## Begin

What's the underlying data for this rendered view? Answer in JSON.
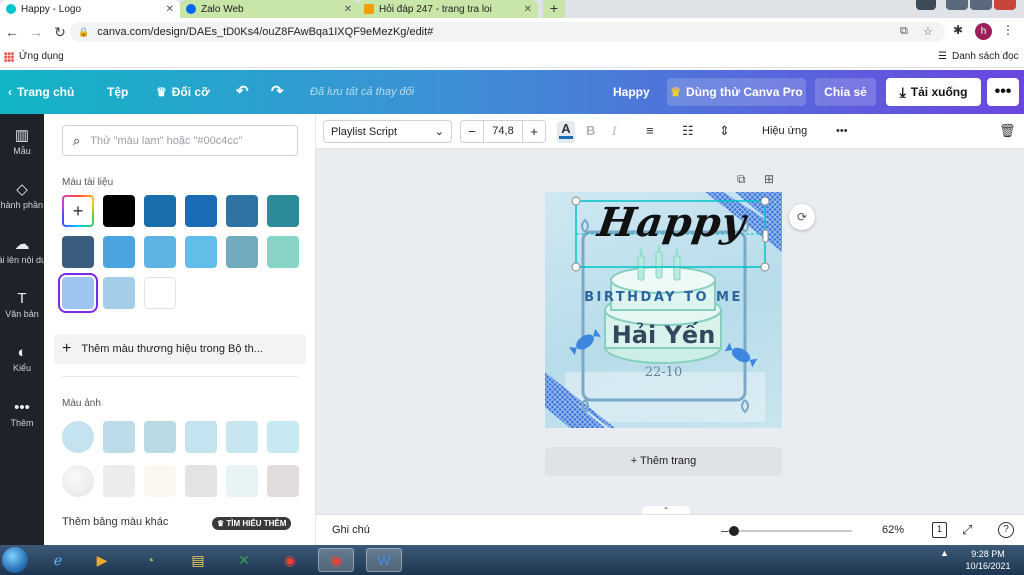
{
  "browser": {
    "tabs": [
      {
        "title": "Happy - Logo",
        "favicon_color": "#00c4cc"
      },
      {
        "title": "Zalo Web",
        "favicon_color": "#0068ff"
      },
      {
        "title": "Hỏi đáp 247 - trang tra loi",
        "favicon_color": "#f2a000"
      }
    ],
    "new_tab_icon": "plus-icon",
    "url": "canva.com/design/DAEs_tD0Ks4/ouZ8FAwBqa1IXQF9eMezKg/edit#",
    "profile_initial": "h",
    "bookmarks": {
      "apps_label": "Ứng dụng",
      "reading_list_label": "Danh sách đọc"
    }
  },
  "canva_header": {
    "home_label": "Trang chủ",
    "file_label": "Tệp",
    "resize_label": "Đổi cỡ",
    "saved_status": "Đã lưu tất cả thay đổi",
    "design_title": "Happy",
    "try_pro_label": "Dùng thử Canva Pro",
    "share_label": "Chia sẻ",
    "download_label": "Tải xuống"
  },
  "rail": {
    "items": [
      {
        "label": "Mẫu",
        "icon": "template-icon"
      },
      {
        "label": "Thành phần",
        "icon": "elements-icon"
      },
      {
        "label": "Tải lên nội dung ...",
        "icon": "upload-icon"
      },
      {
        "label": "Văn bản",
        "icon": "text-icon"
      },
      {
        "label": "Kiểu",
        "icon": "styles-icon"
      },
      {
        "label": "Thêm",
        "icon": "more-icon"
      }
    ]
  },
  "color_panel": {
    "search_placeholder": "Thử \"màu lam\" hoặc \"#00c4cc\"",
    "document_colors_title": "Màu tài liệu",
    "document_colors": [
      "#000000",
      "#1a6fab",
      "#1b6bb5",
      "#2f73a4",
      "#2c8a99",
      "#3a5d80",
      "#4ba3e0",
      "#5eb3e4",
      "#62bde9",
      "#72aabf",
      "#88d5c8",
      "#9ec4f0",
      "#a3cde8",
      "#ffffff"
    ],
    "selected_color": "#9ec4f0",
    "add_brand_label": "Thêm màu thương hiệu trong Bộ th...",
    "photo_colors_title": "Màu ảnh",
    "photo_colors": [
      "#c4e2ef",
      "#bcdcea",
      "#bad9e3",
      "#c2e3ef",
      "#c7e6ef",
      "#c6e9f2",
      "#e8e8e8",
      "#ececec",
      "#fbf8f1",
      "#e4e2e3",
      "#e8f3f5",
      "#e2dbdc"
    ],
    "more_colors_label": "Thêm bảng màu khác",
    "learn_more_label": "TÌM HIỂU THÊM"
  },
  "toolbar": {
    "font_name": "Playlist Script",
    "font_size": "74,8",
    "size_minus": "−",
    "size_plus": "+",
    "effects_label": "Hiệu ứng"
  },
  "design": {
    "happy_text": "Happy",
    "birthday_text": "BIRTHDAY TO ME",
    "name_text": "Hải Yến",
    "date_text": "22-10"
  },
  "workspace": {
    "add_page_label": "+ Thêm trang"
  },
  "status": {
    "notes_label": "Ghi chú",
    "zoom": "62%",
    "page_count": "1",
    "zoom_level_fraction": 0.05
  },
  "taskbar": {
    "time": "9:28 PM",
    "date": "10/16/2021"
  }
}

## End

### WRITTEN REQUEST
Omit the pictures, then output the rest of the listing exactly.

### ANSWER TO THE PROBLEM
What's the underlying data for this rendered view? Answer in JSON.
{
  "browser": {
    "tabs": [
      {
        "title": "Happy - Logo",
        "favicon_color": "#00c4cc"
      },
      {
        "title": "Zalo Web",
        "favicon_color": "#0068ff"
      },
      {
        "title": "Hỏi đáp 247 - trang tra loi",
        "favicon_color": "#f2a000"
      }
    ],
    "new_tab_icon": "plus-icon",
    "url": "canva.com/design/DAEs_tD0Ks4/ouZ8FAwBqa1IXQF9eMezKg/edit#",
    "profile_initial": "h",
    "bookmarks": {
      "apps_label": "Ứng dụng",
      "reading_list_label": "Danh sách đọc"
    }
  },
  "canva_header": {
    "home_label": "Trang chủ",
    "file_label": "Tệp",
    "resize_label": "Đổi cỡ",
    "saved_status": "Đã lưu tất cả thay đổi",
    "design_title": "Happy",
    "try_pro_label": "Dùng thử Canva Pro",
    "share_label": "Chia sẻ",
    "download_label": "Tải xuống"
  },
  "rail": {
    "items": [
      {
        "label": "Mẫu",
        "icon": "template-icon"
      },
      {
        "label": "Thành phần",
        "icon": "elements-icon"
      },
      {
        "label": "Tải lên nội dung ...",
        "icon": "upload-icon"
      },
      {
        "label": "Văn bản",
        "icon": "text-icon"
      },
      {
        "label": "Kiểu",
        "icon": "styles-icon"
      },
      {
        "label": "Thêm",
        "icon": "more-icon"
      }
    ]
  },
  "color_panel": {
    "search_placeholder": "Thử \"màu lam\" hoặc \"#00c4cc\"",
    "document_colors_title": "Màu tài liệu",
    "document_colors": [
      "#000000",
      "#1a6fab",
      "#1b6bb5",
      "#2f73a4",
      "#2c8a99",
      "#3a5d80",
      "#4ba3e0",
      "#5eb3e4",
      "#62bde9",
      "#72aabf",
      "#88d5c8",
      "#9ec4f0",
      "#a3cde8",
      "#ffffff"
    ],
    "selected_color": "#9ec4f0",
    "add_brand_label": "Thêm màu thương hiệu trong Bộ th...",
    "photo_colors_title": "Màu ảnh",
    "photo_colors": [
      "#c4e2ef",
      "#bcdcea",
      "#bad9e3",
      "#c2e3ef",
      "#c7e6ef",
      "#c6e9f2",
      "#e8e8e8",
      "#ececec",
      "#fbf8f1",
      "#e4e2e3",
      "#e8f3f5",
      "#e2dbdc"
    ],
    "more_colors_label": "Thêm bảng màu khác",
    "learn_more_label": "TÌM HIỂU THÊM"
  },
  "toolbar": {
    "font_name": "Playlist Script",
    "font_size": "74,8",
    "size_minus": "−",
    "size_plus": "+",
    "effects_label": "Hiệu ứng"
  },
  "design": {
    "happy_text": "Happy",
    "birthday_text": "BIRTHDAY TO ME",
    "name_text": "Hải Yến",
    "date_text": "22-10"
  },
  "workspace": {
    "add_page_label": "+ Thêm trang"
  },
  "status": {
    "notes_label": "Ghi chú",
    "zoom": "62%",
    "page_count": "1",
    "zoom_level_fraction": 0.05
  },
  "taskbar": {
    "time": "9:28 PM",
    "date": "10/16/2021"
  }
}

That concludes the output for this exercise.